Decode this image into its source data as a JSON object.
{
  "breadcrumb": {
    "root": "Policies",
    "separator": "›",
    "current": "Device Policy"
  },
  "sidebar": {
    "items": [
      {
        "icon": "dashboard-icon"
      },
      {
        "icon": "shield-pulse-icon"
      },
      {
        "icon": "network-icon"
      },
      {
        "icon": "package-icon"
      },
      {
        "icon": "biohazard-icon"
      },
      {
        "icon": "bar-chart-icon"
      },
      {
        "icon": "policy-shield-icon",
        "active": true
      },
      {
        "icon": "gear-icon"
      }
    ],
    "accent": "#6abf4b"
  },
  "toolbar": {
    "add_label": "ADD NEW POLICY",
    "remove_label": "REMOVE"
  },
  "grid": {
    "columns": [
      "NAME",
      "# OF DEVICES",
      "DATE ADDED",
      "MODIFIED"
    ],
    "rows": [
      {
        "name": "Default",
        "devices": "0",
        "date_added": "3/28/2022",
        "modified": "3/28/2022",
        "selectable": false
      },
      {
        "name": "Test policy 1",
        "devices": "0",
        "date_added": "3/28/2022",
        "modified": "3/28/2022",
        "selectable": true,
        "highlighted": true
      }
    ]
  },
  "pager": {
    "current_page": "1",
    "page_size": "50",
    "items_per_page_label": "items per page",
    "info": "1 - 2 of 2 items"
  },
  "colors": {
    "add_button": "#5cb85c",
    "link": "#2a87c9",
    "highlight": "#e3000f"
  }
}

TASK TO CARRY OUT — Transcribe each entry precisely, missing none.

FINISHED EXERCISE —
Decode this image into its source data as a JSON object.
{
  "breadcrumb": {
    "root": "Policies",
    "separator": "›",
    "current": "Device Policy"
  },
  "sidebar": {
    "items": [
      {
        "icon": "dashboard-icon"
      },
      {
        "icon": "shield-pulse-icon"
      },
      {
        "icon": "network-icon"
      },
      {
        "icon": "package-icon"
      },
      {
        "icon": "biohazard-icon"
      },
      {
        "icon": "bar-chart-icon"
      },
      {
        "icon": "policy-shield-icon",
        "active": true
      },
      {
        "icon": "gear-icon"
      }
    ],
    "accent": "#6abf4b"
  },
  "toolbar": {
    "add_label": "ADD NEW POLICY",
    "remove_label": "REMOVE"
  },
  "grid": {
    "columns": [
      "NAME",
      "# OF DEVICES",
      "DATE ADDED",
      "MODIFIED"
    ],
    "rows": [
      {
        "name": "Default",
        "devices": "0",
        "date_added": "3/28/2022",
        "modified": "3/28/2022",
        "selectable": false
      },
      {
        "name": "Test policy 1",
        "devices": "0",
        "date_added": "3/28/2022",
        "modified": "3/28/2022",
        "selectable": true,
        "highlighted": true
      }
    ]
  },
  "pager": {
    "current_page": "1",
    "page_size": "50",
    "items_per_page_label": "items per page",
    "info": "1 - 2 of 2 items"
  },
  "colors": {
    "add_button": "#5cb85c",
    "link": "#2a87c9",
    "highlight": "#e3000f"
  }
}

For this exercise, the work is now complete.